Document passage Block Start

Reconciliation of Non-GAAP Financial Measures
(Amounts in thousands except per share data)
(unaudited)  

Three Months Ended
December 31,

Reconciliation of Net Income to Adjusted EBITDA: 2018   2017
Net income $ 6,387 $ 9,394
Provision (benefit) for income taxes 2,972 (5,127 )
Interest expense, net 10,166 8,925
Depreciation and amortization 22,375 21,797
Adjustments:
Stock-based compensation (a) 2,068 1,651
Merger costs (b) 1,190
Restructuring costs (c) 198
Acquisition-related transaction costs (d) 840 702
Expense reduction project costs (e)   722  
Adjusted EBITDA $ 46,196   $ 38,064  
 

Three Months Ended
December 31,

Reconciliation of Net Income per Diluted Share to Adjusted Net
Income per Diluted Share:
2018 2017
Net income per diluted share $ 0.18 $ 0.25
Adjustments:
Stock-based compensation (a) 0.06 0.04
Merger costs (b) 0.03
Restructuring costs (c) 0.01
Acquisition-related transaction costs (d) 0.02 0.02
Expense reduction project costs (e) 0.02
Intangible asset amortization expense(f) 0.30 0.29
Impact of non-cash discrete tax benefit (g) 0.01 (0.17 )
Income tax effect of adjustments to net income per diluted common
share (h)
(0.11 ) (0.12 )
Adjusted net income per diluted common share $ 0.50   $ 0.33  
 

(a) Represents non-cash stock-based compensation expense.
(b)
Represents external costs incurred in connection with the definitive
merger agreement with Parent and Merger Sub announced on December 18,
2018.
(c) Represents severance costs associated with
ongoing optimization initiatives.
(d) Represents
external transaction costs incurred by the Company for acquisitions.
(e)
Represents consulting, severance and other costs incurred in connection
with the Company's project to optimize business operations and reduce
company-wide expenses.
(f) Represents amortization
expense on intangible assets acquired in business combinations.
(g)
Represents the non-cash provision of $0.4 million and benefit of $6.5
million recorded during the three months ended December 31, 2018 and
2017, respectively, related to the remeasurement of the Company's net
deferred tax liabilities at the newly enacted federal tax rate.
(h)

Document passage Block End
Dataset entries Block Start

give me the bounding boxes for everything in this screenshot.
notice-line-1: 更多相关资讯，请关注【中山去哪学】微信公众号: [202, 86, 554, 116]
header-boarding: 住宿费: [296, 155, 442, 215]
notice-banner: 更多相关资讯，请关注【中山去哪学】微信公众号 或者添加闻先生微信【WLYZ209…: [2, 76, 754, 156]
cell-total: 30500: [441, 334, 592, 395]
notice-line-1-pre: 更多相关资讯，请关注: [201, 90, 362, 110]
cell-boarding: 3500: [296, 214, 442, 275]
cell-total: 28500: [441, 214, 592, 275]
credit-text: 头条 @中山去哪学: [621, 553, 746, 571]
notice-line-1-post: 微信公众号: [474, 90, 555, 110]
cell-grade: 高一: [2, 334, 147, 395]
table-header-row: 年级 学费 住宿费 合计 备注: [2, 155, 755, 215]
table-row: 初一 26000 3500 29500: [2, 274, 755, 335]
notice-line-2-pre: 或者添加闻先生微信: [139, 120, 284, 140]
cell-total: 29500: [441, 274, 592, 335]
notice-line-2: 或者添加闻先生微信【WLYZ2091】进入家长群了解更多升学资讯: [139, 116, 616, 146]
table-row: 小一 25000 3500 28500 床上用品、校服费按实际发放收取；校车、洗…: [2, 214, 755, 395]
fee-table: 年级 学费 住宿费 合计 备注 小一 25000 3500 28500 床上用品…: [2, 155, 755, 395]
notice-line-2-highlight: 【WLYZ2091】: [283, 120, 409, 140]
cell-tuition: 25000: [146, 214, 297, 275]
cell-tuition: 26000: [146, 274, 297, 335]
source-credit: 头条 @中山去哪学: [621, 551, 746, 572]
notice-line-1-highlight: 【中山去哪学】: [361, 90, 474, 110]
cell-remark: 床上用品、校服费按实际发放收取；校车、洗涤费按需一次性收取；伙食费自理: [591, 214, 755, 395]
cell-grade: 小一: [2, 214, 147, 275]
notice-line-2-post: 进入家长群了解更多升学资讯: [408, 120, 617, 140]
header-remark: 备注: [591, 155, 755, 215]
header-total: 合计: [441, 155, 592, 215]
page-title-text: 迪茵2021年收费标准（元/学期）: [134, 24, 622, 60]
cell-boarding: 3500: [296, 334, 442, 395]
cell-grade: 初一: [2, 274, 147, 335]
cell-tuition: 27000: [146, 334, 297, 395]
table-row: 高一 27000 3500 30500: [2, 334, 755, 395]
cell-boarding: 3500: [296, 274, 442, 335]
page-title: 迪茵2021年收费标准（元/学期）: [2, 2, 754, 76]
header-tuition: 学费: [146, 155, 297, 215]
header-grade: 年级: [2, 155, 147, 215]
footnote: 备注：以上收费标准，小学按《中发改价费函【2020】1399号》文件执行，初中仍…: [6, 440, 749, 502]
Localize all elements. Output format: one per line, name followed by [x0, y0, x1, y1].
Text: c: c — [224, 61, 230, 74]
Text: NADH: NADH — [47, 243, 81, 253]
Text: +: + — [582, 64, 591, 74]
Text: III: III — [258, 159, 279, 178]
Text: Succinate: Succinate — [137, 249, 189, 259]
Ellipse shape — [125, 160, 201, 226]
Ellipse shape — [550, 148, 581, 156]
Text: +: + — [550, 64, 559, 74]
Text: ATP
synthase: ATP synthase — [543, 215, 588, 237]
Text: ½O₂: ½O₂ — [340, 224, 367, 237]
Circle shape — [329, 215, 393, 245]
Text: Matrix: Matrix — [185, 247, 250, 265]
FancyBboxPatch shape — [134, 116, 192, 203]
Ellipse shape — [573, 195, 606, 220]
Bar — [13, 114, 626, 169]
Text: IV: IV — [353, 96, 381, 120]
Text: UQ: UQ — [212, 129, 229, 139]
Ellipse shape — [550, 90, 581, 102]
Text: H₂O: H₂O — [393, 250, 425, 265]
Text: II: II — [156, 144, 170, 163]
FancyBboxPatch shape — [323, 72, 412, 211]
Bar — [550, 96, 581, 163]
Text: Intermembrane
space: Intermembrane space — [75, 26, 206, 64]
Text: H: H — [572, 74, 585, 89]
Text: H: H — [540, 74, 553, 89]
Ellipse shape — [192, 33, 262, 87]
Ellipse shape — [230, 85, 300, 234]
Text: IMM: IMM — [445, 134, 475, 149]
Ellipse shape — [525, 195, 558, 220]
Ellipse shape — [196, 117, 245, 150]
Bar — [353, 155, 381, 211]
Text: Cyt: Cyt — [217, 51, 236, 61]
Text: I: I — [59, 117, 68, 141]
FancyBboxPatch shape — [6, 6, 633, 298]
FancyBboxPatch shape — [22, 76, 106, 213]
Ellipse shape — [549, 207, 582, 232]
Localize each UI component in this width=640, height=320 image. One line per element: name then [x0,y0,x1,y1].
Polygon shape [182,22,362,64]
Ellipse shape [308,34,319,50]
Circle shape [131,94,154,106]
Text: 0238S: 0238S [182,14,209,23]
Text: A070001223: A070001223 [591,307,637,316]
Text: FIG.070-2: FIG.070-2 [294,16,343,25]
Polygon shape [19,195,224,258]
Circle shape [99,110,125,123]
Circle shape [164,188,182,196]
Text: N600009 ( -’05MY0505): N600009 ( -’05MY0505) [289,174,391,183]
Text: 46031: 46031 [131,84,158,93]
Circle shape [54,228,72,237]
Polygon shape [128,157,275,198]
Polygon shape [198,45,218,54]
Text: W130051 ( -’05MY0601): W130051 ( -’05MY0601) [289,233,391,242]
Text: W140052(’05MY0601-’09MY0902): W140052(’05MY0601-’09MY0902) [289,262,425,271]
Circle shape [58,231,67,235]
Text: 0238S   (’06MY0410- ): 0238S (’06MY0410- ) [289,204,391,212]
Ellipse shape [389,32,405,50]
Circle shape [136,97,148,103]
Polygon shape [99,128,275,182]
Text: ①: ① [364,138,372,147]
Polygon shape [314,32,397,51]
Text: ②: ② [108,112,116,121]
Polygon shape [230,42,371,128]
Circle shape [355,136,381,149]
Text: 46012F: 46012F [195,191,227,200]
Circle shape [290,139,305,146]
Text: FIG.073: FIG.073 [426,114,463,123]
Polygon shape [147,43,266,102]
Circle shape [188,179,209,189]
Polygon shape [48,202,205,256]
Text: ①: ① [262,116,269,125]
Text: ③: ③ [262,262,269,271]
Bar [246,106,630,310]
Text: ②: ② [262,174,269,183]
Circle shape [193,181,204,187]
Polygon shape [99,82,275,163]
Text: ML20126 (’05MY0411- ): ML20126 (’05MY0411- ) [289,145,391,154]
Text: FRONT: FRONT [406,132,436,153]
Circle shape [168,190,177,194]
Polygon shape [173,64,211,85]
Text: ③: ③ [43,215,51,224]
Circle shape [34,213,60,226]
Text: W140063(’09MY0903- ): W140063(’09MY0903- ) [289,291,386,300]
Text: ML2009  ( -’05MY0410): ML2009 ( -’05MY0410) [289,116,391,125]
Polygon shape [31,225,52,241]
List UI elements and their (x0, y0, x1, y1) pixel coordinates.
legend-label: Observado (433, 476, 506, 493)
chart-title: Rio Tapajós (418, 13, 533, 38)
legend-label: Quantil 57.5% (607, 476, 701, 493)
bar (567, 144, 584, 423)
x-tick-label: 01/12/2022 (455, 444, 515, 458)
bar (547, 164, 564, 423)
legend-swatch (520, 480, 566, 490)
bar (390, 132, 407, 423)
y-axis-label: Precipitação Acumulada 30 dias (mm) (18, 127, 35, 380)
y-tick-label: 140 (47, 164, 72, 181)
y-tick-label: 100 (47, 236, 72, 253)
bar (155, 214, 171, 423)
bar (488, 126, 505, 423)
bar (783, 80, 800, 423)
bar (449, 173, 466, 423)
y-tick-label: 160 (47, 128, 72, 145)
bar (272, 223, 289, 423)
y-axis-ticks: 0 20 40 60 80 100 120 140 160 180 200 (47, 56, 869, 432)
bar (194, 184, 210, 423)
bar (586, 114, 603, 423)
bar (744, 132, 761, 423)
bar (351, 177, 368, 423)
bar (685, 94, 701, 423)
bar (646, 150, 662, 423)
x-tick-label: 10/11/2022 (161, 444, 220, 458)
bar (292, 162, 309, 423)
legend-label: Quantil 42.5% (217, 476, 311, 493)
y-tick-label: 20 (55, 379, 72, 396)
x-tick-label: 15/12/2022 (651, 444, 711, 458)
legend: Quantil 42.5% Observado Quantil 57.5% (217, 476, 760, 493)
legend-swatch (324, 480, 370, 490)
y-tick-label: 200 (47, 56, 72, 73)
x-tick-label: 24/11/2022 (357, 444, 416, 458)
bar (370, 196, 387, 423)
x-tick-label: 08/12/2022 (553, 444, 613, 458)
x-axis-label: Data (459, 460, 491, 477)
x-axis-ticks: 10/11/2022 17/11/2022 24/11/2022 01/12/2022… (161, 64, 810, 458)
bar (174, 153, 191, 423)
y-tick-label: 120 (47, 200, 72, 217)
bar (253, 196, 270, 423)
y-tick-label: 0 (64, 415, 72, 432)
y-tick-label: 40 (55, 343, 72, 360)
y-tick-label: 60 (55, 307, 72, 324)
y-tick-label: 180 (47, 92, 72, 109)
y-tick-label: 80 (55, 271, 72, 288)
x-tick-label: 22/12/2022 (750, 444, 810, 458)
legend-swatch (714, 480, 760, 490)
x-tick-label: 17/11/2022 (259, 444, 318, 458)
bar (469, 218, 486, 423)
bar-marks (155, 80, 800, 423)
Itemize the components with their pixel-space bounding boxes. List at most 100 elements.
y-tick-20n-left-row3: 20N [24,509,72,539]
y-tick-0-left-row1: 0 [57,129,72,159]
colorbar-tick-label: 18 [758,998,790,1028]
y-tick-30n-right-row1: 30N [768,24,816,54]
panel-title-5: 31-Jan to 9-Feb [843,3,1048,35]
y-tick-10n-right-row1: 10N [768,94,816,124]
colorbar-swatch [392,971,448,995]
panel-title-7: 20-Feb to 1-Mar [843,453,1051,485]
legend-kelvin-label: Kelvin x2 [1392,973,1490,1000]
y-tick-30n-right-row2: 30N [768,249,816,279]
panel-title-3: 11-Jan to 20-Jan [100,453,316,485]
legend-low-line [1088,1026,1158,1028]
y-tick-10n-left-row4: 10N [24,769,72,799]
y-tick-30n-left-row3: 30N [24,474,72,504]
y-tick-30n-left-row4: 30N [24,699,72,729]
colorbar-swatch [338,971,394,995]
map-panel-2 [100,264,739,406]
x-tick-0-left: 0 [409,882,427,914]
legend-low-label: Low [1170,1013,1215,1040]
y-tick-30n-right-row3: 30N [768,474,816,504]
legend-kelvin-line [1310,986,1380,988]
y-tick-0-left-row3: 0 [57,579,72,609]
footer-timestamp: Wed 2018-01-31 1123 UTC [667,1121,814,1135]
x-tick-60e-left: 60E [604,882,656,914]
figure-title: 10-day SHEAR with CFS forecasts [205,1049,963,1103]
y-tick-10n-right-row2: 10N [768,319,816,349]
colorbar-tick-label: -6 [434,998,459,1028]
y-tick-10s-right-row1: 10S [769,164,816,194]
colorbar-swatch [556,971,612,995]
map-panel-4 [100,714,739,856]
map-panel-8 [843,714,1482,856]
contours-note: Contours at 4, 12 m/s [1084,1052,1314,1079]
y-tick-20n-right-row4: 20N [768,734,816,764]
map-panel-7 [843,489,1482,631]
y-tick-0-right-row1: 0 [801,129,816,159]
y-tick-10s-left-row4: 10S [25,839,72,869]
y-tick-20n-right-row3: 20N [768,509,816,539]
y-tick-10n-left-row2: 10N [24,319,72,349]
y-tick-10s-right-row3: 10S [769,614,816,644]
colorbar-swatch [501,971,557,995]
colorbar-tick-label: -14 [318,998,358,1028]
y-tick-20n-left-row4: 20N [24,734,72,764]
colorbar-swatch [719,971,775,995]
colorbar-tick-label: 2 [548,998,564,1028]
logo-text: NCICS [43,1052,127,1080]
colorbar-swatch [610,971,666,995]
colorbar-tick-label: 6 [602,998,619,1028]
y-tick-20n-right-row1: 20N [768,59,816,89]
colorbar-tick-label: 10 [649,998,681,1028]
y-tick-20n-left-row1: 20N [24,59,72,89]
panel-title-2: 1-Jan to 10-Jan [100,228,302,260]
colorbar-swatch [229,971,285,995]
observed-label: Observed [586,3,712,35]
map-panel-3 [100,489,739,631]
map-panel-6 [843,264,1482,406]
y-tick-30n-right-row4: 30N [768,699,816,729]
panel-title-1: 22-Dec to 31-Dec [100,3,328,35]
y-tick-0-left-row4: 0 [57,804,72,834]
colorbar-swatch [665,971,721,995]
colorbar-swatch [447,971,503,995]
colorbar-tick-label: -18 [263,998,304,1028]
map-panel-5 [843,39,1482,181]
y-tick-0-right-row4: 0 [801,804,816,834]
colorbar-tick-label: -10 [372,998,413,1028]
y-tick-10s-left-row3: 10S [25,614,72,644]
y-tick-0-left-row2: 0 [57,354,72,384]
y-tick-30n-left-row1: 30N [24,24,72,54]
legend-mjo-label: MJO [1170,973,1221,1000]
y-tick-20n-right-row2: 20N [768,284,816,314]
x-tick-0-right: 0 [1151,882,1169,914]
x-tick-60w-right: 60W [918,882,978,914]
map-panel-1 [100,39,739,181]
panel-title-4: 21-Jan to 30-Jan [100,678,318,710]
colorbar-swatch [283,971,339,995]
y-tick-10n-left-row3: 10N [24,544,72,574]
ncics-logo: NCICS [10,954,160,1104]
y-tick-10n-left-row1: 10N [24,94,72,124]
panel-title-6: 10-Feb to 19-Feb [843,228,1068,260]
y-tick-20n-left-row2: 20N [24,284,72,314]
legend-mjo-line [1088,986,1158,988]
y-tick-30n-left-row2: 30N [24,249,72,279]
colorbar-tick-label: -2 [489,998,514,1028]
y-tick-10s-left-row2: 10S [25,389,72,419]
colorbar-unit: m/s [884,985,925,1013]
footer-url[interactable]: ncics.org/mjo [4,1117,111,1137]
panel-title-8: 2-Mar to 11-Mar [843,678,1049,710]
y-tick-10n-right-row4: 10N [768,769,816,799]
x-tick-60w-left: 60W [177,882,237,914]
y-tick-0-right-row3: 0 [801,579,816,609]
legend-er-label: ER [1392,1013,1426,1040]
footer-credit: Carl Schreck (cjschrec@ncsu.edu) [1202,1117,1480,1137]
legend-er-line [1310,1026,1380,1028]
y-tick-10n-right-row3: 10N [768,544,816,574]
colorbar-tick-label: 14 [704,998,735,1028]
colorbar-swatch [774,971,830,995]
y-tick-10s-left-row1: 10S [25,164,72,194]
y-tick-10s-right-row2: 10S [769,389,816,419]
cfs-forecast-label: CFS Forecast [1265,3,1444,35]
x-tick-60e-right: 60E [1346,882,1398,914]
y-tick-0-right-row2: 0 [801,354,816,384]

Dataset entries Block End

**Complete the following**
(a) Answer these from the non-GAAP reconciliation:
(i) What was Adjusted EBITDA for the three months ended December 31, 2018?
(ii) On what date was the definitive merger agreement with Parent and Merger Sub announced?
(iii) What does intangible asset amortization expense represent?
(b) Set down the part of the non-GAAP reconciliation from "Adjusted net income" up to and including "Company for acquisitions.", word for word.

**Exercise answers**
(a)
(i) $46,196 thousand.
(ii) December 18, 2018.
(iii) Amortization expense on intangible assets acquired in business combinations.

(b)
Adjusted net income per diluted common share $ 0.50   $ 0.33  
 

(a) Represents non-cash stock-based compensation expense.
(b)
Represents external costs incurred in connection with the definitive
merger agreement with Parent and Merger Sub announced on December 18,
2018.
(c) Represents severance costs associated with
ongoing optimization initiatives.
(d) Represents
external transaction costs incurred by the Company for acquisitions.